- _WHAT THE EXERCISE ASKS_: Copy out the listing below line for line, leaving out any picture.

- _DATASET ROWS_:
--- start ---

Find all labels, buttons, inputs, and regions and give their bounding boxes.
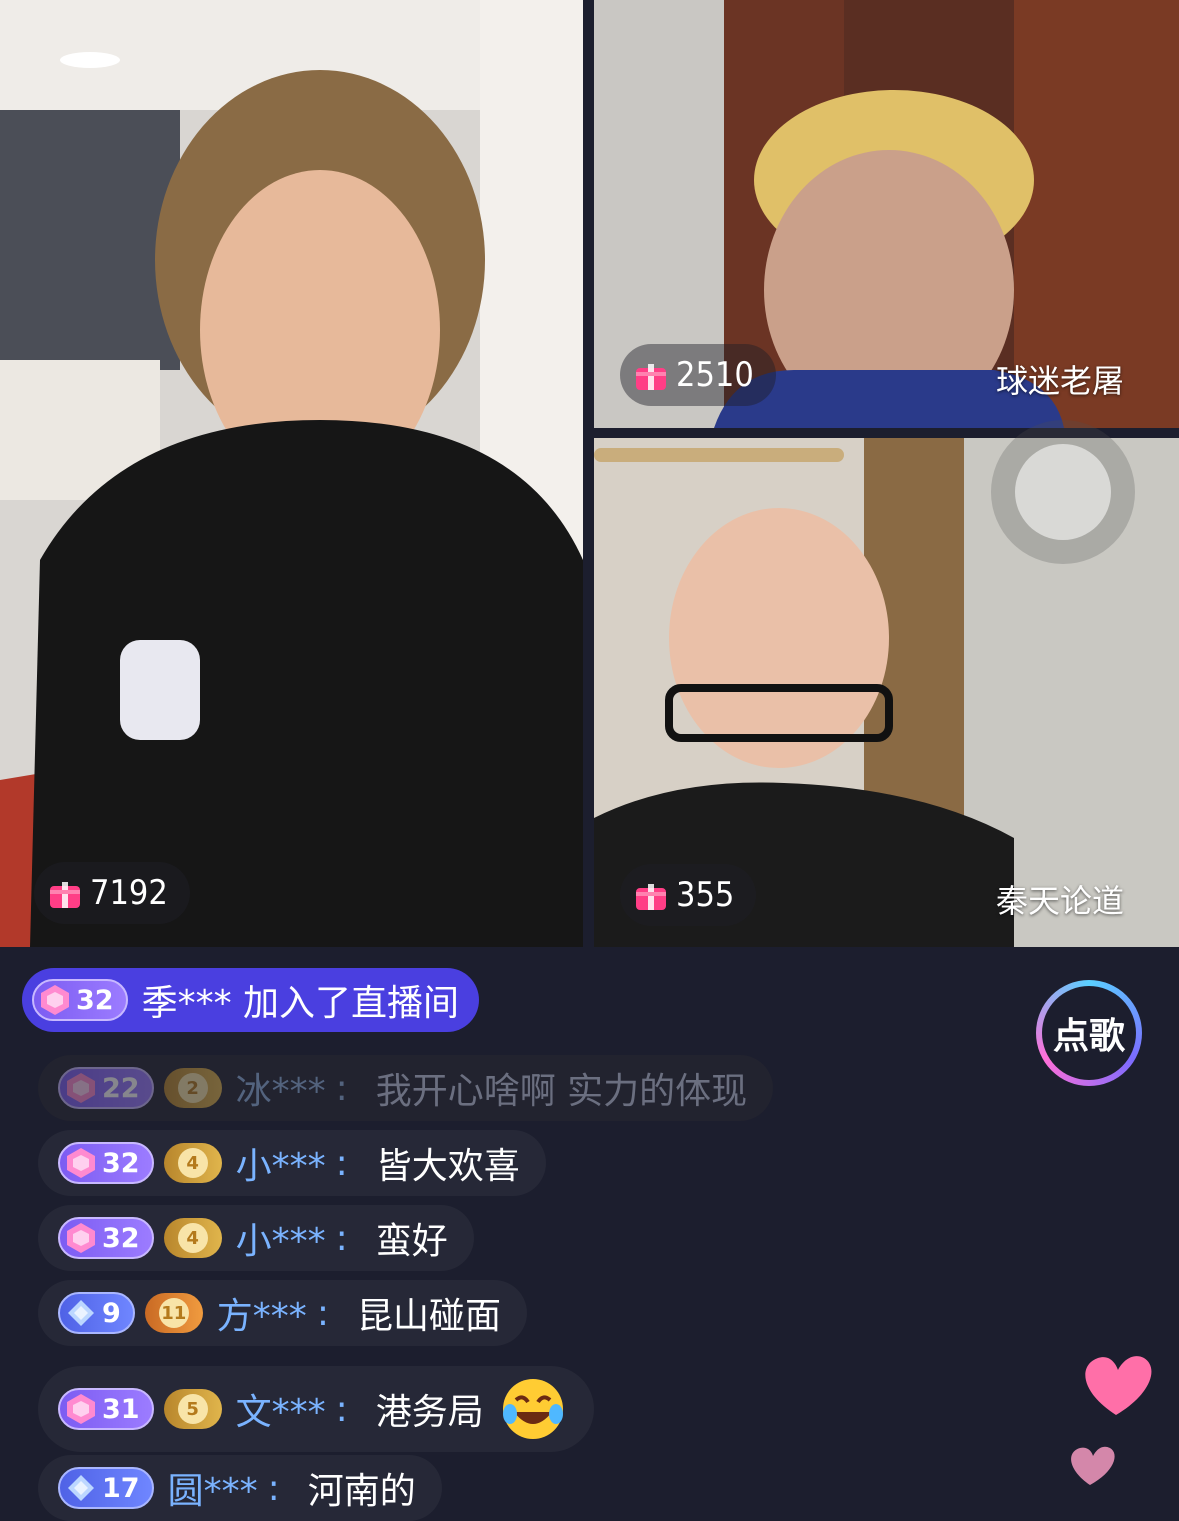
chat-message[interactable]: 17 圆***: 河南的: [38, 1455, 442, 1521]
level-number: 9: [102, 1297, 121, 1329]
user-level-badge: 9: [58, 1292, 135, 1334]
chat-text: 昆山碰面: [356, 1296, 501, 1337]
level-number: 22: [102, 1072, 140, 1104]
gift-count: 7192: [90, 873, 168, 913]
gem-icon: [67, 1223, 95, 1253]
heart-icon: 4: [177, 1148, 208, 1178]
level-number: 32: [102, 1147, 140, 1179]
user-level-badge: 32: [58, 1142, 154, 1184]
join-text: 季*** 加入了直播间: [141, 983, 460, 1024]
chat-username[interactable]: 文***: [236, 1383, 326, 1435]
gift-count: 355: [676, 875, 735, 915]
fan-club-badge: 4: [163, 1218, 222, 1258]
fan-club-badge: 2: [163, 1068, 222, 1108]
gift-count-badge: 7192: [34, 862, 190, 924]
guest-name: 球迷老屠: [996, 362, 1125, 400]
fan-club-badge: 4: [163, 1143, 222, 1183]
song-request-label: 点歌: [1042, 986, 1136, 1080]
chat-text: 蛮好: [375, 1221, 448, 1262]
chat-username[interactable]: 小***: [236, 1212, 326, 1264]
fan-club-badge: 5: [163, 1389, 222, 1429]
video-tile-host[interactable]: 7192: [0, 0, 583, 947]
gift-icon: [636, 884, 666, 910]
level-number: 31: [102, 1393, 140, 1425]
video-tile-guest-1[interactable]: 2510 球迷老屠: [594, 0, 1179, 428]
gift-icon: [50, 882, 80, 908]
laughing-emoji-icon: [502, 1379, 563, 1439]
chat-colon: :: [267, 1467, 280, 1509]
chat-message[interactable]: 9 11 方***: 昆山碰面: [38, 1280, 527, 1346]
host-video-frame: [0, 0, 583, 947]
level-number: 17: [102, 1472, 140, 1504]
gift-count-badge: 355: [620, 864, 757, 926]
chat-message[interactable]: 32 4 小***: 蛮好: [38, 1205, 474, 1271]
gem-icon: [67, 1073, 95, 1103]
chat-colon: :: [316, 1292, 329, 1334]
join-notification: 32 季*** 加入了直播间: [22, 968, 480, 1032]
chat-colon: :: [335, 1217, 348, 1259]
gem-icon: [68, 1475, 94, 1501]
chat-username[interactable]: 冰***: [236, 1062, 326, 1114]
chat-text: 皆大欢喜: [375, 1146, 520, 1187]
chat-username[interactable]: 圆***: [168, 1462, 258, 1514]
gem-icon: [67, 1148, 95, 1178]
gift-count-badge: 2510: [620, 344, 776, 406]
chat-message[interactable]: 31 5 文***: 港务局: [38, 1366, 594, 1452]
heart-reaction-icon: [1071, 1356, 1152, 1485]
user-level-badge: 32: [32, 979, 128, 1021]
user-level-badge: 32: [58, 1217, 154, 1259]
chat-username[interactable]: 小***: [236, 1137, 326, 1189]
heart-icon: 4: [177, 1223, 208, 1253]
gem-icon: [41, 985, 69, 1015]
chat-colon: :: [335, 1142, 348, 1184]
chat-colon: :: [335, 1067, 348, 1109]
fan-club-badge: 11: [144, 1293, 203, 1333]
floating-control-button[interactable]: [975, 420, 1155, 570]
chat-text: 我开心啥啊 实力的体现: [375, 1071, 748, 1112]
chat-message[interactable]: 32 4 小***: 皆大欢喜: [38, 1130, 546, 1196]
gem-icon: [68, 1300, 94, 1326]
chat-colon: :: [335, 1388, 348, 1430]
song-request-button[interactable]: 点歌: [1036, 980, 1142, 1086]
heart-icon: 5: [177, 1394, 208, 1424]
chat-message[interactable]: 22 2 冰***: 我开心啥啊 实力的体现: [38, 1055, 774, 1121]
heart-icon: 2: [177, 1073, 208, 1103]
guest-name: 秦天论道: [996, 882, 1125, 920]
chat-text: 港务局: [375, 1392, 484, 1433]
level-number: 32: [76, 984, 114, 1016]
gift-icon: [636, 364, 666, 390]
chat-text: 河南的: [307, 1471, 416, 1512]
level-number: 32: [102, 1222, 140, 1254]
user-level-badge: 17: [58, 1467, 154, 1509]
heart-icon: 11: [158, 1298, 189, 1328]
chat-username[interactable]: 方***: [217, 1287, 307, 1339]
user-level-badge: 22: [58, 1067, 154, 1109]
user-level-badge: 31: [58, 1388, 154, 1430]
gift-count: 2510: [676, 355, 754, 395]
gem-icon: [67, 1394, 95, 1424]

--- end ---

- _RESULT FOR THIS TASK_:
Find all labels, buttons, inputs, and regions and give their bounding boxes.
chat-message[interactable]: 17 圆***: 河南的: [38, 1455, 442, 1521]
level-number: 9: [102, 1297, 121, 1329]
user-level-badge: 9: [58, 1292, 135, 1334]
chat-text: 昆山碰面: [356, 1296, 501, 1337]
level-number: 22: [102, 1072, 140, 1104]
gift-count: 7192: [90, 873, 168, 913]
gem-icon: [67, 1223, 95, 1253]
heart-icon: 4: [177, 1148, 208, 1178]
level-number: 32: [102, 1147, 140, 1179]
user-level-badge: 32: [58, 1142, 154, 1184]
join-text: 季*** 加入了直播间: [141, 983, 460, 1024]
chat-username[interactable]: 文***: [236, 1383, 326, 1435]
gift-count: 355: [676, 875, 735, 915]
fan-club-badge: 4: [163, 1218, 222, 1258]
fan-club-badge: 2: [163, 1068, 222, 1108]
gift-count-badge: 7192: [34, 862, 190, 924]
guest-name: 球迷老屠: [996, 362, 1125, 400]
fan-club-badge: 4: [163, 1143, 222, 1183]
song-request-label: 点歌: [1042, 986, 1136, 1080]
chat-text: 蛮好: [375, 1221, 448, 1262]
chat-username[interactable]: 小***: [236, 1212, 326, 1264]
fan-club-badge: 5: [163, 1389, 222, 1429]
video-tile-host[interactable]: 7192: [0, 0, 583, 947]
gift-icon: [636, 884, 666, 910]
level-number: 31: [102, 1393, 140, 1425]
video-tile-guest-1[interactable]: 2510 球迷老屠: [594, 0, 1179, 428]
gift-icon: [50, 882, 80, 908]
laughing-emoji-icon: [502, 1379, 563, 1439]
chat-colon: :: [267, 1467, 280, 1509]
chat-message[interactable]: 9 11 方***: 昆山碰面: [38, 1280, 527, 1346]
host-video-frame: [0, 0, 583, 947]
level-number: 17: [102, 1472, 140, 1504]
gift-count-badge: 355: [620, 864, 757, 926]
chat-message[interactable]: 32 4 小***: 蛮好: [38, 1205, 474, 1271]
gem-icon: [67, 1073, 95, 1103]
chat-colon: :: [316, 1292, 329, 1334]
join-notification: 32 季*** 加入了直播间: [22, 968, 480, 1032]
chat-colon: :: [335, 1217, 348, 1259]
gem-icon: [68, 1475, 94, 1501]
chat-username[interactable]: 冰***: [236, 1062, 326, 1114]
chat-text: 皆大欢喜: [375, 1146, 520, 1187]
chat-username[interactable]: 圆***: [168, 1462, 258, 1514]
gem-icon: [67, 1148, 95, 1178]
gift-count-badge: 2510: [620, 344, 776, 406]
chat-message[interactable]: 31 5 文***: 港务局: [38, 1366, 594, 1452]
heart-reaction-icon: [1071, 1356, 1152, 1485]
user-level-badge: 32: [32, 979, 128, 1021]
user-level-badge: 32: [58, 1217, 154, 1259]
chat-username[interactable]: 小***: [236, 1137, 326, 1189]
heart-icon: 4: [177, 1223, 208, 1253]
gem-icon: [41, 985, 69, 1015]
chat-colon: :: [335, 1142, 348, 1184]
chat-colon: :: [335, 1067, 348, 1109]
fan-club-badge: 11: [144, 1293, 203, 1333]
floating-control-button[interactable]: [975, 420, 1155, 570]
chat-text: 我开心啥啊 实力的体现: [375, 1071, 748, 1112]
chat-message[interactable]: 32 4 小***: 皆大欢喜: [38, 1130, 546, 1196]
gem-icon: [68, 1300, 94, 1326]
chat-colon: :: [335, 1388, 348, 1430]
song-request-button[interactable]: 点歌: [1036, 980, 1142, 1086]
heart-icon: 5: [177, 1394, 208, 1424]
chat-message[interactable]: 22 2 冰***: 我开心啥啊 实力的体现: [38, 1055, 774, 1121]
heart-icon: 2: [177, 1073, 208, 1103]
guest-name: 秦天论道: [996, 882, 1125, 920]
chat-text: 港务局: [375, 1392, 484, 1433]
level-number: 32: [76, 984, 114, 1016]
gift-icon: [636, 364, 666, 390]
chat-text: 河南的: [307, 1471, 416, 1512]
level-number: 32: [102, 1222, 140, 1254]
user-level-badge: 17: [58, 1467, 154, 1509]
heart-icon: 11: [158, 1298, 189, 1328]
chat-username[interactable]: 方***: [217, 1287, 307, 1339]
user-level-badge: 22: [58, 1067, 154, 1109]
user-level-badge: 31: [58, 1388, 154, 1430]
gift-count: 2510: [676, 355, 754, 395]
gem-icon: [67, 1394, 95, 1424]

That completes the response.